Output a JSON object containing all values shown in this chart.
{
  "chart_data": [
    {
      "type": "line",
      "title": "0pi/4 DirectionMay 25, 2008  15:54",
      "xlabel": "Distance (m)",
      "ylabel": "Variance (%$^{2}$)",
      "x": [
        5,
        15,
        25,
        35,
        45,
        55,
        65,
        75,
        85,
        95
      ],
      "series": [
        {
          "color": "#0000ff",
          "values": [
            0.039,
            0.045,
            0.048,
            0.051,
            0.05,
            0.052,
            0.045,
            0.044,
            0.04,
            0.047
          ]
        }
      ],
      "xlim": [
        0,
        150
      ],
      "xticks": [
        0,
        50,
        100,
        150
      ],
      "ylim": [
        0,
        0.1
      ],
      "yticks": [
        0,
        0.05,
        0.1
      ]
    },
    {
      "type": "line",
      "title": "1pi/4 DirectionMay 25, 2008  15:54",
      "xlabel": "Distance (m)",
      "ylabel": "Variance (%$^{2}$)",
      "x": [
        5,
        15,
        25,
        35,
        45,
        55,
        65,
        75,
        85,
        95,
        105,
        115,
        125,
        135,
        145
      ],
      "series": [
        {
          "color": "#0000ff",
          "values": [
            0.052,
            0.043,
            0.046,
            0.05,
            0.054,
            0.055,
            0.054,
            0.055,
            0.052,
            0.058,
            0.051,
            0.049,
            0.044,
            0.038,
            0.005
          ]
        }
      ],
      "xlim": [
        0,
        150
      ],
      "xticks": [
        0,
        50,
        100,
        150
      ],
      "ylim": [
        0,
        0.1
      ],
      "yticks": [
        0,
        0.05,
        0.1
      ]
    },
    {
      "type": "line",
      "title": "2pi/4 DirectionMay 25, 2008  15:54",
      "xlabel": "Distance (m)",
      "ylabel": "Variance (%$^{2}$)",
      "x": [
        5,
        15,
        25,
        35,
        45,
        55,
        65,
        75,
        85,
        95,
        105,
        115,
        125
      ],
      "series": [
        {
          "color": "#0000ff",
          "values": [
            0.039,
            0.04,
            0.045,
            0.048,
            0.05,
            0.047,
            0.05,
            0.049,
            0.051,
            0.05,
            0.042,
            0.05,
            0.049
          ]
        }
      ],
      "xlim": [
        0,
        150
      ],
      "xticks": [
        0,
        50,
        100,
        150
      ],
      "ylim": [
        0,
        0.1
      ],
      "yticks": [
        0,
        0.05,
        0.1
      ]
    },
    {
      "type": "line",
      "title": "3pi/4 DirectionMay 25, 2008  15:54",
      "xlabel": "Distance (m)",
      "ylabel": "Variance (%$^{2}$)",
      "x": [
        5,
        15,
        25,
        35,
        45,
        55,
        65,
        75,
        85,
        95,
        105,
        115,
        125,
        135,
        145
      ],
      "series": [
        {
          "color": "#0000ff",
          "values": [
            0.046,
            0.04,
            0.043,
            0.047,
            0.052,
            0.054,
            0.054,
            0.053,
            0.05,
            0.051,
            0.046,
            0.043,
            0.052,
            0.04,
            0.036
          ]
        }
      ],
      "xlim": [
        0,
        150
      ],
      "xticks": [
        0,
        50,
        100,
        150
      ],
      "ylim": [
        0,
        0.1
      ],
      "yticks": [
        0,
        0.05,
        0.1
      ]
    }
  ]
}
--------
Instruction – Give the entries once more, exactly as they appear.

Expected answer –
Output a JSON object containing all values shown in this chart.
{
  "chart_data": [
    {
      "type": "line",
      "title": "0pi/4 DirectionMay 25, 2008  15:54",
      "xlabel": "Distance (m)",
      "ylabel": "Variance (%$^{2}$)",
      "x": [
        5,
        15,
        25,
        35,
        45,
        55,
        65,
        75,
        85,
        95
      ],
      "series": [
        {
          "color": "#0000ff",
          "values": [
            0.039,
            0.045,
            0.048,
            0.051,
            0.05,
            0.052,
            0.045,
            0.044,
            0.04,
            0.047
          ]
        }
      ],
      "xlim": [
        0,
        150
      ],
      "xticks": [
        0,
        50,
        100,
        150
      ],
      "ylim": [
        0,
        0.1
      ],
      "yticks": [
        0,
        0.05,
        0.1
      ]
    },
    {
      "type": "line",
      "title": "1pi/4 DirectionMay 25, 2008  15:54",
      "xlabel": "Distance (m)",
      "ylabel": "Variance (%$^{2}$)",
      "x": [
        5,
        15,
        25,
        35,
        45,
        55,
        65,
        75,
        85,
        95,
        105,
        115,
        125,
        135,
        145
      ],
      "series": [
        {
          "color": "#0000ff",
          "values": [
            0.052,
            0.043,
            0.046,
            0.05,
            0.054,
            0.055,
            0.054,
            0.055,
            0.052,
            0.058,
            0.051,
            0.049,
            0.044,
            0.038,
            0.005
          ]
        }
      ],
      "xlim": [
        0,
        150
      ],
      "xticks": [
        0,
        50,
        100,
        150
      ],
      "ylim": [
        0,
        0.1
      ],
      "yticks": [
        0,
        0.05,
        0.1
      ]
    },
    {
      "type": "line",
      "title": "2pi/4 DirectionMay 25, 2008  15:54",
      "xlabel": "Distance (m)",
      "ylabel": "Variance (%$^{2}$)",
      "x": [
        5,
        15,
        25,
        35,
        45,
        55,
        65,
        75,
        85,
        95,
        105,
        115,
        125
      ],
      "series": [
        {
          "color": "#0000ff",
          "values": [
            0.039,
            0.04,
            0.045,
            0.048,
            0.05,
            0.047,
            0.05,
            0.049,
            0.051,
            0.05,
            0.042,
            0.05,
            0.049
          ]
        }
      ],
      "xlim": [
        0,
        150
      ],
      "xticks": [
        0,
        50,
        100,
        150
      ],
      "ylim": [
        0,
        0.1
      ],
      "yticks": [
        0,
        0.05,
        0.1
      ]
    },
    {
      "type": "line",
      "title": "3pi/4 DirectionMay 25, 2008  15:54",
      "xlabel": "Distance (m)",
      "ylabel": "Variance (%$^{2}$)",
      "x": [
        5,
        15,
        25,
        35,
        45,
        55,
        65,
        75,
        85,
        95,
        105,
        115,
        125,
        135,
        145
      ],
      "series": [
        {
          "color": "#0000ff",
          "values": [
            0.046,
            0.04,
            0.043,
            0.047,
            0.052,
            0.054,
            0.054,
            0.053,
            0.05,
            0.051,
            0.046,
            0.043,
            0.052,
            0.04,
            0.036
          ]
        }
      ],
      "xlim": [
        0,
        150
      ],
      "xticks": [
        0,
        50,
        100,
        150
      ],
      "ylim": [
        0,
        0.1
      ],
      "yticks": [
        0,
        0.05,
        0.1
      ]
    }
  ]
}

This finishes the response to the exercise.